[start]

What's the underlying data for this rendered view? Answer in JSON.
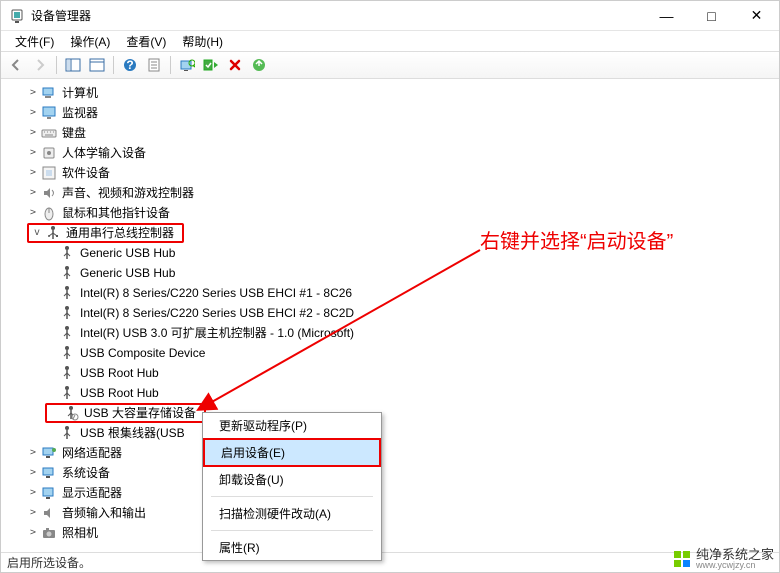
{
  "window": {
    "title": "设备管理器",
    "minimize": "—",
    "maximize": "□",
    "close": "✕"
  },
  "menu": {
    "file": "文件(F)",
    "action": "操作(A)",
    "view": "查看(V)",
    "help": "帮助(H)"
  },
  "statusbar": "启用所选设备。",
  "tree": {
    "n0": "计算机",
    "n1": "监视器",
    "n2": "键盘",
    "n3": "人体学输入设备",
    "n4": "软件设备",
    "n5": "声音、视频和游戏控制器",
    "n6": "鼠标和其他指针设备",
    "n7": "通用串行总线控制器",
    "c0": "Generic USB Hub",
    "c1": "Generic USB Hub",
    "c2": "Intel(R) 8 Series/C220 Series USB EHCI #1 - 8C26",
    "c3": "Intel(R) 8 Series/C220 Series USB EHCI #2 - 8C2D",
    "c4": "Intel(R) USB 3.0 可扩展主机控制器 - 1.0 (Microsoft)",
    "c5": "USB Composite Device",
    "c6": "USB Root Hub",
    "c7": "USB Root Hub",
    "c8": "USB 大容量存储设备",
    "c9": "USB 根集线器(USB",
    "n8": "网络适配器",
    "n9": "系统设备",
    "n10": "显示适配器",
    "n11": "音频输入和输出",
    "n12": "照相机"
  },
  "context_menu": {
    "update_driver": "更新驱动程序(P)",
    "enable_device": "启用设备(E)",
    "uninstall_device": "卸载设备(U)",
    "scan_hardware": "扫描检测硬件改动(A)",
    "properties": "属性(R)"
  },
  "annotation": {
    "hint": "右键并选择“启动设备”"
  },
  "watermark": {
    "text": "纯净系统之家",
    "url": "www.ycwjzy.cn"
  }
}
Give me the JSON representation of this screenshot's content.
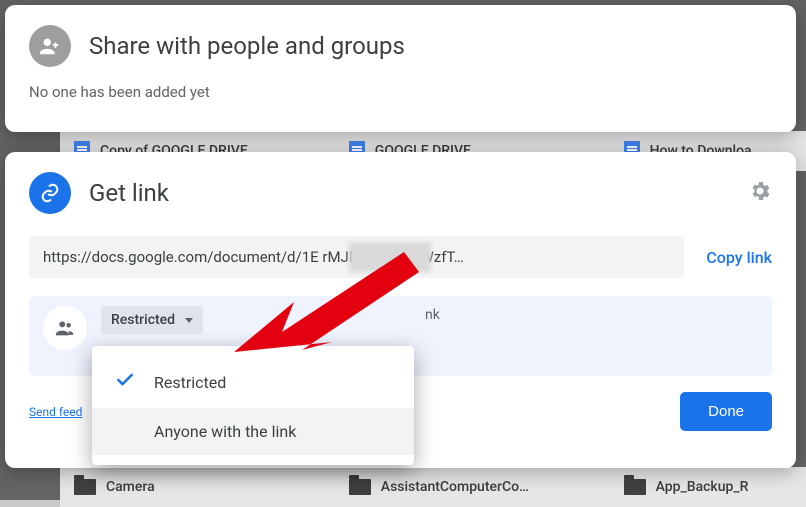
{
  "background": {
    "row_top": [
      {
        "name": "Copy of GOOGLE DRIVE"
      },
      {
        "name": "GOOGLE DRIVE"
      },
      {
        "name": "How to Downloa"
      }
    ],
    "row_bottom": [
      {
        "name": "Camera"
      },
      {
        "name": "AssistantComputerCo…"
      },
      {
        "name": "App_Backup_R"
      }
    ]
  },
  "share_card": {
    "title": "Share with people and groups",
    "subtitle": "No one has been added yet"
  },
  "getlink_card": {
    "title": "Get link",
    "url_display": "https://docs.google.com/document/d/1E             rMJDeXR4SX9WzfT…",
    "copy_label": "Copy link",
    "access_selected": "Restricted",
    "access_hint": "nk",
    "feedback_label": "Send feed",
    "done_label": "Done"
  },
  "dropdown": {
    "options": [
      {
        "label": "Restricted",
        "checked": true
      },
      {
        "label": "Anyone with the link",
        "checked": false
      }
    ]
  }
}
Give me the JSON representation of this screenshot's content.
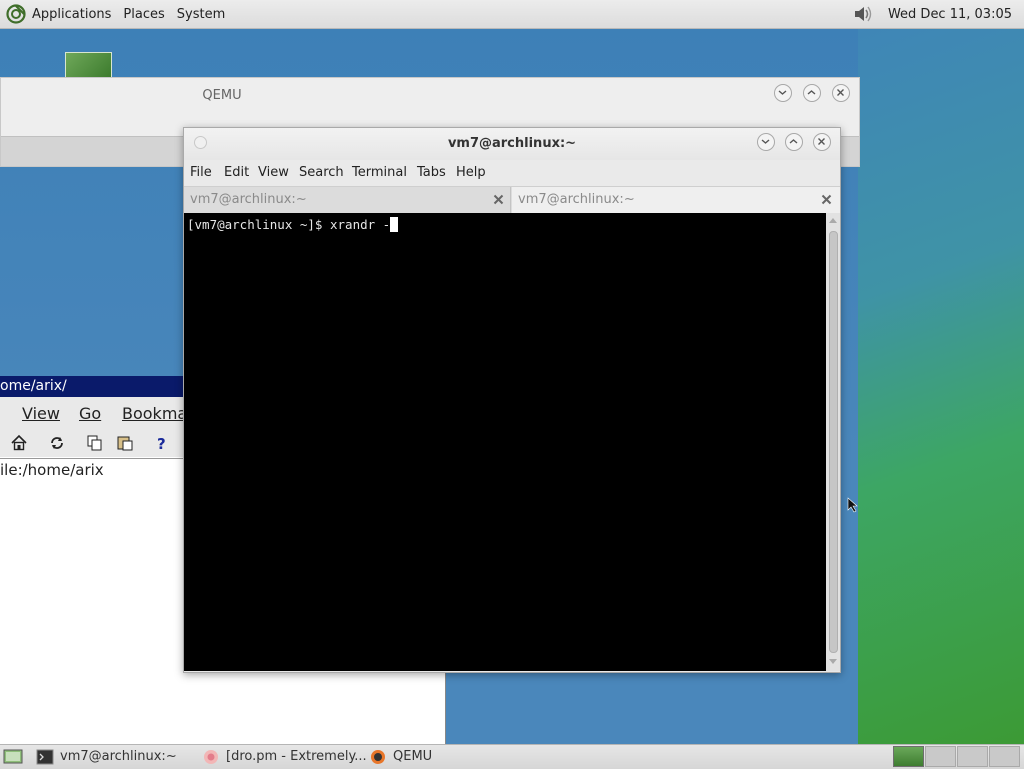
{
  "top_panel": {
    "menus": [
      "Applications",
      "Places",
      "System"
    ],
    "clock": "Wed Dec 11, 03:05",
    "icons": {
      "distro": "distro-logo-icon",
      "volume": "volume-icon"
    }
  },
  "qemu_window": {
    "title": "QEMU"
  },
  "file_manager": {
    "title": "ome/arix/",
    "menu": [
      "View",
      "Go",
      "Bookma"
    ],
    "location": "ile:/home/arix",
    "tools": [
      "home-icon",
      "reload-icon",
      "copy-icon",
      "paste-icon",
      "help-icon"
    ]
  },
  "terminal": {
    "title": "vm7@archlinux:~",
    "menu": [
      "File",
      "Edit",
      "View",
      "Search",
      "Terminal",
      "Tabs",
      "Help"
    ],
    "tabs": [
      {
        "label": "vm7@archlinux:~"
      },
      {
        "label": "vm7@archlinux:~"
      }
    ],
    "prompt": "[vm7@archlinux ~]$ xrandr -"
  },
  "taskbar": {
    "items": [
      {
        "label": "vm7@archlinux:~",
        "icon": "terminal-icon"
      },
      {
        "label": "[dro.pm - Extremely...",
        "icon": "browser-icon"
      },
      {
        "label": "QEMU",
        "icon": "qemu-icon"
      }
    ],
    "workspaces": 4,
    "active_workspace": 1
  },
  "colors": {
    "desktop": "#3d7fb5",
    "panel": "#e0e0e0",
    "terminal_bg": "#000000",
    "fm_title_bg": "#0a1a6a"
  }
}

[end]

Exercise description =
Gather each line that holds "Series".

Task response =
    "c2": "Intel(R) 8 Series/C220 Series USB EHCI #1 - 8C26",
    "c3": "Intel(R) 8 Series/C220 Series USB EHCI #2 - 8C2D",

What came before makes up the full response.